Type out the records that follow, exactly as given.

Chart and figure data
# # # # #
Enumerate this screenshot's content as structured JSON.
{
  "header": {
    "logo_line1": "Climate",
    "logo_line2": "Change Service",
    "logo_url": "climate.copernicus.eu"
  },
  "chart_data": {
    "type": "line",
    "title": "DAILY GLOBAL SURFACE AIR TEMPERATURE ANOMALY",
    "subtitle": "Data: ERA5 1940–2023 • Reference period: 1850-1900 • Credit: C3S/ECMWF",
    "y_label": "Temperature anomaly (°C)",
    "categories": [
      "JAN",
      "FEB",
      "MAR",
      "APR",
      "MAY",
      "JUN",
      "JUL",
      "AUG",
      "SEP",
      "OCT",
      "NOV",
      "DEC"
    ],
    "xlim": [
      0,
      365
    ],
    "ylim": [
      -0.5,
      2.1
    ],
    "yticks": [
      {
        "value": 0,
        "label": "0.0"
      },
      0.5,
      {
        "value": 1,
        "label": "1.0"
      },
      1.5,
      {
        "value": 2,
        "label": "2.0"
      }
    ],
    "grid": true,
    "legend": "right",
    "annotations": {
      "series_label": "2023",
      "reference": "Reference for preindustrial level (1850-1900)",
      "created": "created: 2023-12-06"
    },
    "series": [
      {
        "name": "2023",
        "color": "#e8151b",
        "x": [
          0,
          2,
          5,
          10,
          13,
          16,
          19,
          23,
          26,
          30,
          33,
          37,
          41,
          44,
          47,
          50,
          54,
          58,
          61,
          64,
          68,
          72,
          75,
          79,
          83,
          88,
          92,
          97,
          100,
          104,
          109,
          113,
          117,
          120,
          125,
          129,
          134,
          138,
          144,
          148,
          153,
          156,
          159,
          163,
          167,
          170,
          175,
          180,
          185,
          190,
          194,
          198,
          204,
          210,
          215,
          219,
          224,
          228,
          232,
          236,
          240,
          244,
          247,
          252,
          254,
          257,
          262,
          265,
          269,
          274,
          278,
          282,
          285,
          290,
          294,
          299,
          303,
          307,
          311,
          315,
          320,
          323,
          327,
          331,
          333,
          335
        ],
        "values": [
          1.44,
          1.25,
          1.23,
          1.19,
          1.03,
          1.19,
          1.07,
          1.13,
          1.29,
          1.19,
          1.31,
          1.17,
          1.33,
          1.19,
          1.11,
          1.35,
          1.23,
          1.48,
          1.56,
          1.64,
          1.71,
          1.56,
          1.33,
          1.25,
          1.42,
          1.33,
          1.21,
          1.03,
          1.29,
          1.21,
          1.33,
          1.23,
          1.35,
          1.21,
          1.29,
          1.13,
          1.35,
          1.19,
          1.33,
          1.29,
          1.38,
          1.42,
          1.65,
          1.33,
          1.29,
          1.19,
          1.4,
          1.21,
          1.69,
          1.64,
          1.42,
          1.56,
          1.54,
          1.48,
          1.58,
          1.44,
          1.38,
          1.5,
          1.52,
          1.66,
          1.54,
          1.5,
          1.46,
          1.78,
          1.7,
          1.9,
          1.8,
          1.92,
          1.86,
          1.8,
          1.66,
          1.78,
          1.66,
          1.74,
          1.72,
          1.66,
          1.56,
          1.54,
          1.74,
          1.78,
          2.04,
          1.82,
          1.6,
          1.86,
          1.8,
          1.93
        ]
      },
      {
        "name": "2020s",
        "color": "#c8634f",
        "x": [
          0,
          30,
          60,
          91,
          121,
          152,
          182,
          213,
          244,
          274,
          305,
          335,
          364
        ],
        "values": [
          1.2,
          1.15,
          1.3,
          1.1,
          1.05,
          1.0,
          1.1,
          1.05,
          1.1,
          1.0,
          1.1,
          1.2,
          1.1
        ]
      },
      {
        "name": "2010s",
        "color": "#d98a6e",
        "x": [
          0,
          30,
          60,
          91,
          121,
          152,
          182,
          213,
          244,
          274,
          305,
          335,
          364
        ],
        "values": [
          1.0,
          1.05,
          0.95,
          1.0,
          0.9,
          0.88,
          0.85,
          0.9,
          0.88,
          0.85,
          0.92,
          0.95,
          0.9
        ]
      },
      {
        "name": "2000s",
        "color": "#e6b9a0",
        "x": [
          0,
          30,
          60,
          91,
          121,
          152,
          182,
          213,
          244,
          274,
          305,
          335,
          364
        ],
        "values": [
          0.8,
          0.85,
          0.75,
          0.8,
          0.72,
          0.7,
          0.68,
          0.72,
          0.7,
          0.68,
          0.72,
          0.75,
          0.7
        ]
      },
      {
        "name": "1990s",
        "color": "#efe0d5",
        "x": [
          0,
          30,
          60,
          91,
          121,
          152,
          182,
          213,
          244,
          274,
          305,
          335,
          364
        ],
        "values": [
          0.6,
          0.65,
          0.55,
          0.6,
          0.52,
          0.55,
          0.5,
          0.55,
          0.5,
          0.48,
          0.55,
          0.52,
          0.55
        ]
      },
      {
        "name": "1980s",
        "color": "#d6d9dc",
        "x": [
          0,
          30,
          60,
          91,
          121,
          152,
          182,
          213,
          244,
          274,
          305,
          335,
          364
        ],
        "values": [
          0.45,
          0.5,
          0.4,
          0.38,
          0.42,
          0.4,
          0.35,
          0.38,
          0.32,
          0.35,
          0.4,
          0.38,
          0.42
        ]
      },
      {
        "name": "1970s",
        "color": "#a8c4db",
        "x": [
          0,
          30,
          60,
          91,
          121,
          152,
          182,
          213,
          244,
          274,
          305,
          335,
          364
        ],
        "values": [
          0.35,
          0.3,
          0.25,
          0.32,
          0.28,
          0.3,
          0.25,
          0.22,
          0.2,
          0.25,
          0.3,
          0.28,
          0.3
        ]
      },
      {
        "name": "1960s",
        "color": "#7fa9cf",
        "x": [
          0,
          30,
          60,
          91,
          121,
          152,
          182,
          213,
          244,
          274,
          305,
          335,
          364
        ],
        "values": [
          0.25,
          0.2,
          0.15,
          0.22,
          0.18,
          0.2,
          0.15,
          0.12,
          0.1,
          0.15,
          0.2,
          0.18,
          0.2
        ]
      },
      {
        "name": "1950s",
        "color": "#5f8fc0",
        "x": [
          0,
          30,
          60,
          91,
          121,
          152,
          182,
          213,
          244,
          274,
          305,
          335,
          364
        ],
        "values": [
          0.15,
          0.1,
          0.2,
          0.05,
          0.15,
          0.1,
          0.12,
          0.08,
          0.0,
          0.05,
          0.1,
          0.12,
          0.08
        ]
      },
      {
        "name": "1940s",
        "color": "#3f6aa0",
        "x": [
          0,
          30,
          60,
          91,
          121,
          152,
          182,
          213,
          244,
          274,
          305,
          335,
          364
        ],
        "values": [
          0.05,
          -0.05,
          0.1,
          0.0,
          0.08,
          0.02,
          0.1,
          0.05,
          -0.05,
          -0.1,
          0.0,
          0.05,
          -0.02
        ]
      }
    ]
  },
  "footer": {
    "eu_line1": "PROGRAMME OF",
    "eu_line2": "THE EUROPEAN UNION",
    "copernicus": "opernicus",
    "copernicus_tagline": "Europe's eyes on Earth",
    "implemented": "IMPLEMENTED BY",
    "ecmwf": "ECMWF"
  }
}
# # # # #
◆ **EXPECTED ANSWER**
Enumerate this screenshot's content as structured JSON.
{
  "header": {
    "logo_line1": "Climate",
    "logo_line2": "Change Service",
    "logo_url": "climate.copernicus.eu"
  },
  "chart_data": {
    "type": "line",
    "title": "DAILY GLOBAL SURFACE AIR TEMPERATURE ANOMALY",
    "subtitle": "Data: ERA5 1940–2023 • Reference period: 1850-1900 • Credit: C3S/ECMWF",
    "y_label": "Temperature anomaly (°C)",
    "categories": [
      "JAN",
      "FEB",
      "MAR",
      "APR",
      "MAY",
      "JUN",
      "JUL",
      "AUG",
      "SEP",
      "OCT",
      "NOV",
      "DEC"
    ],
    "xlim": [
      0,
      365
    ],
    "ylim": [
      -0.5,
      2.1
    ],
    "yticks": [
      {
        "value": 0,
        "label": "0.0"
      },
      0.5,
      {
        "value": 1,
        "label": "1.0"
      },
      1.5,
      {
        "value": 2,
        "label": "2.0"
      }
    ],
    "grid": true,
    "legend": "right",
    "annotations": {
      "series_label": "2023",
      "reference": "Reference for preindustrial level (1850-1900)",
      "created": "created: 2023-12-06"
    },
    "series": [
      {
        "name": "2023",
        "color": "#e8151b",
        "x": [
          0,
          2,
          5,
          10,
          13,
          16,
          19,
          23,
          26,
          30,
          33,
          37,
          41,
          44,
          47,
          50,
          54,
          58,
          61,
          64,
          68,
          72,
          75,
          79,
          83,
          88,
          92,
          97,
          100,
          104,
          109,
          113,
          117,
          120,
          125,
          129,
          134,
          138,
          144,
          148,
          153,
          156,
          159,
          163,
          167,
          170,
          175,
          180,
          185,
          190,
          194,
          198,
          204,
          210,
          215,
          219,
          224,
          228,
          232,
          236,
          240,
          244,
          247,
          252,
          254,
          257,
          262,
          265,
          269,
          274,
          278,
          282,
          285,
          290,
          294,
          299,
          303,
          307,
          311,
          315,
          320,
          323,
          327,
          331,
          333,
          335
        ],
        "values": [
          1.44,
          1.25,
          1.23,
          1.19,
          1.03,
          1.19,
          1.07,
          1.13,
          1.29,
          1.19,
          1.31,
          1.17,
          1.33,
          1.19,
          1.11,
          1.35,
          1.23,
          1.48,
          1.56,
          1.64,
          1.71,
          1.56,
          1.33,
          1.25,
          1.42,
          1.33,
          1.21,
          1.03,
          1.29,
          1.21,
          1.33,
          1.23,
          1.35,
          1.21,
          1.29,
          1.13,
          1.35,
          1.19,
          1.33,
          1.29,
          1.38,
          1.42,
          1.65,
          1.33,
          1.29,
          1.19,
          1.4,
          1.21,
          1.69,
          1.64,
          1.42,
          1.56,
          1.54,
          1.48,
          1.58,
          1.44,
          1.38,
          1.5,
          1.52,
          1.66,
          1.54,
          1.5,
          1.46,
          1.78,
          1.7,
          1.9,
          1.8,
          1.92,
          1.86,
          1.8,
          1.66,
          1.78,
          1.66,
          1.74,
          1.72,
          1.66,
          1.56,
          1.54,
          1.74,
          1.78,
          2.04,
          1.82,
          1.6,
          1.86,
          1.8,
          1.93
        ]
      },
      {
        "name": "2020s",
        "color": "#c8634f",
        "x": [
          0,
          30,
          60,
          91,
          121,
          152,
          182,
          213,
          244,
          274,
          305,
          335,
          364
        ],
        "values": [
          1.2,
          1.15,
          1.3,
          1.1,
          1.05,
          1.0,
          1.1,
          1.05,
          1.1,
          1.0,
          1.1,
          1.2,
          1.1
        ]
      },
      {
        "name": "2010s",
        "color": "#d98a6e",
        "x": [
          0,
          30,
          60,
          91,
          121,
          152,
          182,
          213,
          244,
          274,
          305,
          335,
          364
        ],
        "values": [
          1.0,
          1.05,
          0.95,
          1.0,
          0.9,
          0.88,
          0.85,
          0.9,
          0.88,
          0.85,
          0.92,
          0.95,
          0.9
        ]
      },
      {
        "name": "2000s",
        "color": "#e6b9a0",
        "x": [
          0,
          30,
          60,
          91,
          121,
          152,
          182,
          213,
          244,
          274,
          305,
          335,
          364
        ],
        "values": [
          0.8,
          0.85,
          0.75,
          0.8,
          0.72,
          0.7,
          0.68,
          0.72,
          0.7,
          0.68,
          0.72,
          0.75,
          0.7
        ]
      },
      {
        "name": "1990s",
        "color": "#efe0d5",
        "x": [
          0,
          30,
          60,
          91,
          121,
          152,
          182,
          213,
          244,
          274,
          305,
          335,
          364
        ],
        "values": [
          0.6,
          0.65,
          0.55,
          0.6,
          0.52,
          0.55,
          0.5,
          0.55,
          0.5,
          0.48,
          0.55,
          0.52,
          0.55
        ]
      },
      {
        "name": "1980s",
        "color": "#d6d9dc",
        "x": [
          0,
          30,
          60,
          91,
          121,
          152,
          182,
          213,
          244,
          274,
          305,
          335,
          364
        ],
        "values": [
          0.45,
          0.5,
          0.4,
          0.38,
          0.42,
          0.4,
          0.35,
          0.38,
          0.32,
          0.35,
          0.4,
          0.38,
          0.42
        ]
      },
      {
        "name": "1970s",
        "color": "#a8c4db",
        "x": [
          0,
          30,
          60,
          91,
          121,
          152,
          182,
          213,
          244,
          274,
          305,
          335,
          364
        ],
        "values": [
          0.35,
          0.3,
          0.25,
          0.32,
          0.28,
          0.3,
          0.25,
          0.22,
          0.2,
          0.25,
          0.3,
          0.28,
          0.3
        ]
      },
      {
        "name": "1960s",
        "color": "#7fa9cf",
        "x": [
          0,
          30,
          60,
          91,
          121,
          152,
          182,
          213,
          244,
          274,
          305,
          335,
          364
        ],
        "values": [
          0.25,
          0.2,
          0.15,
          0.22,
          0.18,
          0.2,
          0.15,
          0.12,
          0.1,
          0.15,
          0.2,
          0.18,
          0.2
        ]
      },
      {
        "name": "1950s",
        "color": "#5f8fc0",
        "x": [
          0,
          30,
          60,
          91,
          121,
          152,
          182,
          213,
          244,
          274,
          305,
          335,
          364
        ],
        "values": [
          0.15,
          0.1,
          0.2,
          0.05,
          0.15,
          0.1,
          0.12,
          0.08,
          0.0,
          0.05,
          0.1,
          0.12,
          0.08
        ]
      },
      {
        "name": "1940s",
        "color": "#3f6aa0",
        "x": [
          0,
          30,
          60,
          91,
          121,
          152,
          182,
          213,
          244,
          274,
          305,
          335,
          364
        ],
        "values": [
          0.05,
          -0.05,
          0.1,
          0.0,
          0.08,
          0.02,
          0.1,
          0.05,
          -0.05,
          -0.1,
          0.0,
          0.05,
          -0.02
        ]
      }
    ]
  },
  "footer": {
    "eu_line1": "PROGRAMME OF",
    "eu_line2": "THE EUROPEAN UNION",
    "copernicus": "opernicus",
    "copernicus_tagline": "Europe's eyes on Earth",
    "implemented": "IMPLEMENTED BY",
    "ecmwf": "ECMWF"
  }
}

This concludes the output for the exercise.